:: THE DATA ::
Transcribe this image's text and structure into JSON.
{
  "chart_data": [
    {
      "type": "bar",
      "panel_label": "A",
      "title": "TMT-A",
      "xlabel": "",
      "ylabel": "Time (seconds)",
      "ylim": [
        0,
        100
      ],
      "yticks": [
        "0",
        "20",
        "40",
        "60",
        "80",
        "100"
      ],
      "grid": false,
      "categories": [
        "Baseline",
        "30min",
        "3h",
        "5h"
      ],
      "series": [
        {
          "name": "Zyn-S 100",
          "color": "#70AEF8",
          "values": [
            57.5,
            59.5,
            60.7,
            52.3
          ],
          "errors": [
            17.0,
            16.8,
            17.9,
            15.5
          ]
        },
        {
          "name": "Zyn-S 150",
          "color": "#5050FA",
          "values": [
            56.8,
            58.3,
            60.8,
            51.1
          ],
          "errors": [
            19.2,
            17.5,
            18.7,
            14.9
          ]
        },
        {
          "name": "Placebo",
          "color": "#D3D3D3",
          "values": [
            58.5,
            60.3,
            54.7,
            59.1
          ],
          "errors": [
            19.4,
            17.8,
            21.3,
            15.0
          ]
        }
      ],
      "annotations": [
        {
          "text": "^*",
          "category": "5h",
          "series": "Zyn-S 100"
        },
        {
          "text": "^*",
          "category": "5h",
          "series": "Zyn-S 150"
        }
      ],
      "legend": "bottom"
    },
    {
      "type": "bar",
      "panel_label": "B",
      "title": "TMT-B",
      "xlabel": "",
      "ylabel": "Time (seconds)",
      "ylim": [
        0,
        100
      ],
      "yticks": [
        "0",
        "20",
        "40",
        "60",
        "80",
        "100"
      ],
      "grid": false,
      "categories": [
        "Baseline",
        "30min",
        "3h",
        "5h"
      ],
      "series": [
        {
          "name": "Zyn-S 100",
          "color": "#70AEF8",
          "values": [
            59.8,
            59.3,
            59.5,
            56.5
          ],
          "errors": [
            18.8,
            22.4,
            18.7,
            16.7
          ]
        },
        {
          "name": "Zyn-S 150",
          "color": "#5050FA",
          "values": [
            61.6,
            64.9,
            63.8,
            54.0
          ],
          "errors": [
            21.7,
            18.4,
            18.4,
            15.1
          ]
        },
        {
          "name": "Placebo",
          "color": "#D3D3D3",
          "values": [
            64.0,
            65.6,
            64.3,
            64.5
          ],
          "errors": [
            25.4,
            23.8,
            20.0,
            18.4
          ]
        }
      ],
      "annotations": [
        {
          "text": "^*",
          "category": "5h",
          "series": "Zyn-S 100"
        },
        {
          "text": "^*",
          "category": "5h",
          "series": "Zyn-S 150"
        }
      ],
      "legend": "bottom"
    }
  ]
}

:: EXERCISE REQUIREMENTS ::
Reproduce the listing in full. Keep it exactly as written.

:: FULL SOLUTION ::
Transcribe this image's text and structure into JSON.
{
  "chart_data": [
    {
      "type": "bar",
      "panel_label": "A",
      "title": "TMT-A",
      "xlabel": "",
      "ylabel": "Time (seconds)",
      "ylim": [
        0,
        100
      ],
      "yticks": [
        "0",
        "20",
        "40",
        "60",
        "80",
        "100"
      ],
      "grid": false,
      "categories": [
        "Baseline",
        "30min",
        "3h",
        "5h"
      ],
      "series": [
        {
          "name": "Zyn-S 100",
          "color": "#70AEF8",
          "values": [
            57.5,
            59.5,
            60.7,
            52.3
          ],
          "errors": [
            17.0,
            16.8,
            17.9,
            15.5
          ]
        },
        {
          "name": "Zyn-S 150",
          "color": "#5050FA",
          "values": [
            56.8,
            58.3,
            60.8,
            51.1
          ],
          "errors": [
            19.2,
            17.5,
            18.7,
            14.9
          ]
        },
        {
          "name": "Placebo",
          "color": "#D3D3D3",
          "values": [
            58.5,
            60.3,
            54.7,
            59.1
          ],
          "errors": [
            19.4,
            17.8,
            21.3,
            15.0
          ]
        }
      ],
      "annotations": [
        {
          "text": "^*",
          "category": "5h",
          "series": "Zyn-S 100"
        },
        {
          "text": "^*",
          "category": "5h",
          "series": "Zyn-S 150"
        }
      ],
      "legend": "bottom"
    },
    {
      "type": "bar",
      "panel_label": "B",
      "title": "TMT-B",
      "xlabel": "",
      "ylabel": "Time (seconds)",
      "ylim": [
        0,
        100
      ],
      "yticks": [
        "0",
        "20",
        "40",
        "60",
        "80",
        "100"
      ],
      "grid": false,
      "categories": [
        "Baseline",
        "30min",
        "3h",
        "5h"
      ],
      "series": [
        {
          "name": "Zyn-S 100",
          "color": "#70AEF8",
          "values": [
            59.8,
            59.3,
            59.5,
            56.5
          ],
          "errors": [
            18.8,
            22.4,
            18.7,
            16.7
          ]
        },
        {
          "name": "Zyn-S 150",
          "color": "#5050FA",
          "values": [
            61.6,
            64.9,
            63.8,
            54.0
          ],
          "errors": [
            21.7,
            18.4,
            18.4,
            15.1
          ]
        },
        {
          "name": "Placebo",
          "color": "#D3D3D3",
          "values": [
            64.0,
            65.6,
            64.3,
            64.5
          ],
          "errors": [
            25.4,
            23.8,
            20.0,
            18.4
          ]
        }
      ],
      "annotations": [
        {
          "text": "^*",
          "category": "5h",
          "series": "Zyn-S 100"
        },
        {
          "text": "^*",
          "category": "5h",
          "series": "Zyn-S 150"
        }
      ],
      "legend": "bottom"
    }
  ]
}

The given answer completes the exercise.